Transcribe all of the data exactly. Omit the pictures.

---

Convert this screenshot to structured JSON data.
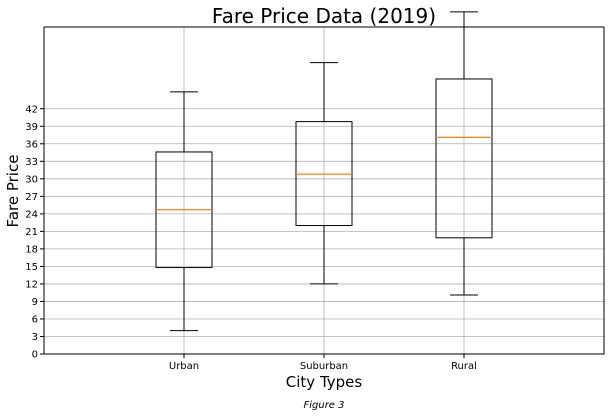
{
  "chart_data": {
    "type": "box",
    "title": "Fare Price Data (2019)",
    "xlabel": "City Types",
    "ylabel": "Fare Price",
    "caption": "Figure 3",
    "ylim": [
      0,
      56
    ],
    "yticks": [
      0,
      3,
      6,
      9,
      12,
      15,
      18,
      21,
      24,
      27,
      30,
      33,
      36,
      39,
      42
    ],
    "ytick_labels": [
      "0",
      "3",
      "6",
      "9",
      "12",
      "15",
      "18",
      "21",
      "24",
      "27",
      "30",
      "33",
      "36",
      "39",
      "42"
    ],
    "categories": [
      "Urban",
      "Suburban",
      "Rural"
    ],
    "grid": true,
    "colors": {
      "box": "#000000",
      "median": "#ff7f0e",
      "grid": "#b0b0b0"
    },
    "boxes": [
      {
        "category": "Urban",
        "whislo": 4.0,
        "q1": 14.8,
        "median": 24.7,
        "q3": 34.6,
        "whishi": 44.9
      },
      {
        "category": "Suburban",
        "whislo": 12.0,
        "q1": 22.0,
        "median": 30.8,
        "q3": 39.8,
        "whishi": 49.9
      },
      {
        "category": "Rural",
        "whislo": 10.1,
        "q1": 19.9,
        "median": 37.1,
        "q3": 47.1,
        "whishi": 58.6
      }
    ]
  }
}
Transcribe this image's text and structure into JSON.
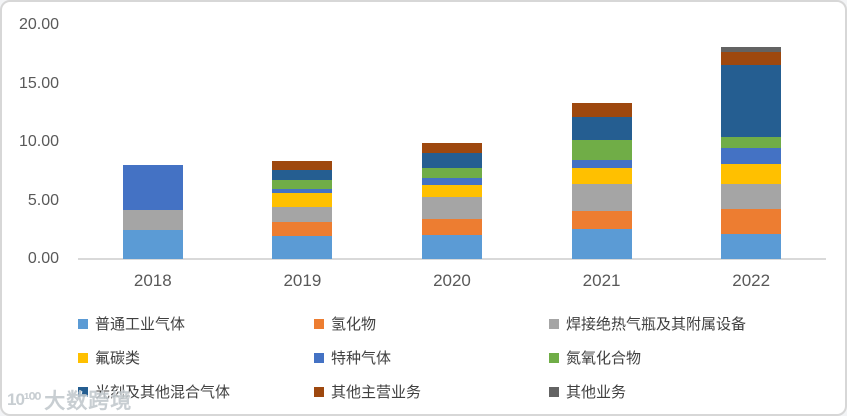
{
  "watermark": {
    "logo": "10¹⁰⁰",
    "text": "大数跨境"
  },
  "chart_data": {
    "type": "bar",
    "stacked": true,
    "title": "",
    "xlabel": "",
    "ylabel": "",
    "categories": [
      "2018",
      "2019",
      "2020",
      "2021",
      "2022"
    ],
    "series": [
      {
        "name": "普通工业气体",
        "color": "#5B9BD5",
        "values": [
          2.45,
          2.0,
          2.05,
          2.55,
          2.15
        ]
      },
      {
        "name": "氢化物",
        "color": "#ED7D31",
        "values": [
          0,
          1.2,
          1.4,
          1.55,
          2.1
        ]
      },
      {
        "name": "焊接绝热气瓶及其附属设备",
        "color": "#A5A5A5",
        "values": [
          1.7,
          1.25,
          1.85,
          2.3,
          2.15
        ]
      },
      {
        "name": "氟碳类",
        "color": "#FFC000",
        "values": [
          0,
          1.15,
          1.0,
          1.4,
          1.7
        ]
      },
      {
        "name": "特种气体",
        "color": "#4472C4",
        "values": [
          3.9,
          0.4,
          0.6,
          0.65,
          1.35
        ]
      },
      {
        "name": "氮氧化合物",
        "color": "#70AD47",
        "values": [
          0,
          0.75,
          0.9,
          1.75,
          1.0
        ]
      },
      {
        "name": "光刻及其他混合气体",
        "color": "#255E91",
        "values": [
          0,
          0.85,
          1.25,
          1.9,
          6.1
        ]
      },
      {
        "name": "其他主营业务",
        "color": "#9E480E",
        "values": [
          0,
          0.75,
          0.85,
          1.25,
          1.15
        ]
      },
      {
        "name": "其他业务",
        "color": "#636363",
        "values": [
          0,
          0,
          0,
          0,
          0.4
        ]
      }
    ],
    "ylim": [
      0,
      20
    ],
    "yticks": [
      {
        "value": 0,
        "label": "0.00"
      },
      {
        "value": 5,
        "label": "5.00"
      },
      {
        "value": 10,
        "label": "10.00"
      },
      {
        "value": 15,
        "label": "15.00"
      },
      {
        "value": 20,
        "label": "20.00"
      }
    ],
    "grid": false,
    "legend_position": "bottom",
    "axis_color": "#d9d9d9",
    "tick_label_color": "#595959"
  }
}
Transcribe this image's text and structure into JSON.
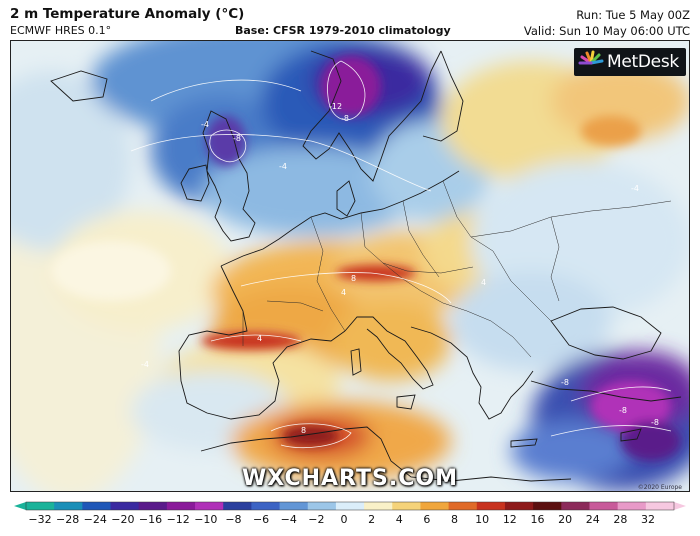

---

▸ CORRECT ANSWER
Convert this screenshot to structured JSON data.
{
  "chart_data": {
    "type": "box",
    "title": "Fare Price Data (2019)",
    "xlabel": "City Types",
    "ylabel": "Fare Price",
    "caption": "Figure 3",
    "ylim": [
      0,
      56
    ],
    "yticks": [
      0,
      3,
      6,
      9,
      12,
      15,
      18,
      21,
      24,
      27,
      30,
      33,
      36,
      39,
      42
    ],
    "ytick_labels": [
      "0",
      "3",
      "6",
      "9",
      "12",
      "15",
      "18",
      "21",
      "24",
      "27",
      "30",
      "33",
      "36",
      "39",
      "42"
    ],
    "categories": [
      "Urban",
      "Suburban",
      "Rural"
    ],
    "grid": true,
    "colors": {
      "box": "#000000",
      "median": "#ff7f0e",
      "grid": "#b0b0b0"
    },
    "boxes": [
      {
        "category": "Urban",
        "whislo": 4.0,
        "q1": 14.8,
        "median": 24.7,
        "q3": 34.6,
        "whishi": 44.9
      },
      {
        "category": "Suburban",
        "whislo": 12.0,
        "q1": 22.0,
        "median": 30.8,
        "q3": 39.8,
        "whishi": 49.9
      },
      {
        "category": "Rural",
        "whislo": 10.1,
        "q1": 19.9,
        "median": 37.1,
        "q3": 47.1,
        "whishi": 58.6
      }
    ]
  }
}
Transcribe this image's text and structure into JSON.
{
  "watermark": {
    "logo": "10¹⁰⁰",
    "text": "大数跨境"
  },
  "chart_data": {
    "type": "bar",
    "stacked": true,
    "title": "",
    "xlabel": "",
    "ylabel": "",
    "categories": [
      "2018",
      "2019",
      "2020",
      "2021",
      "2022"
    ],
    "series": [
      {
        "name": "普通工业气体",
        "color": "#5B9BD5",
        "values": [
          2.45,
          2.0,
          2.05,
          2.55,
          2.15
        ]
      },
      {
        "name": "氢化物",
        "color": "#ED7D31",
        "values": [
          0,
          1.2,
          1.4,
          1.55,
          2.1
        ]
      },
      {
        "name": "焊接绝热气瓶及其附属设备",
        "color": "#A5A5A5",
        "values": [
          1.7,
          1.25,
          1.85,
          2.3,
          2.15
        ]
      },
      {
        "name": "氟碳类",
        "color": "#FFC000",
        "values": [
          0,
          1.15,
          1.0,
          1.4,
          1.7
        ]
      },
      {
        "name": "特种气体",
        "color": "#4472C4",
        "values": [
          3.9,
          0.4,
          0.6,
          0.65,
          1.35
        ]
      },
      {
        "name": "氮氧化合物",
        "color": "#70AD47",
        "values": [
          0,
          0.75,
          0.9,
          1.75,
          1.0
        ]
      },
      {
        "name": "光刻及其他混合气体",
        "color": "#255E91",
        "values": [
          0,
          0.85,
          1.25,
          1.9,
          6.1
        ]
      },
      {
        "name": "其他主营业务",
        "color": "#9E480E",
        "values": [
          0,
          0.75,
          0.85,
          1.25,
          1.15
        ]
      },
      {
        "name": "其他业务",
        "color": "#636363",
        "values": [
          0,
          0,
          0,
          0,
          0.4
        ]
      }
    ],
    "ylim": [
      0,
      20
    ],
    "yticks": [
      {
        "value": 0,
        "label": "0.00"
      },
      {
        "value": 5,
        "label": "5.00"
      },
      {
        "value": 10,
        "label": "10.00"
      },
      {
        "value": 15,
        "label": "15.00"
      },
      {
        "value": 20,
        "label": "20.00"
      }
    ],
    "grid": false,
    "legend_position": "bottom",
    "axis_color": "#d9d9d9",
    "tick_label_color": "#595959"
  }
}
Transcribe this image's text and structure into JSON.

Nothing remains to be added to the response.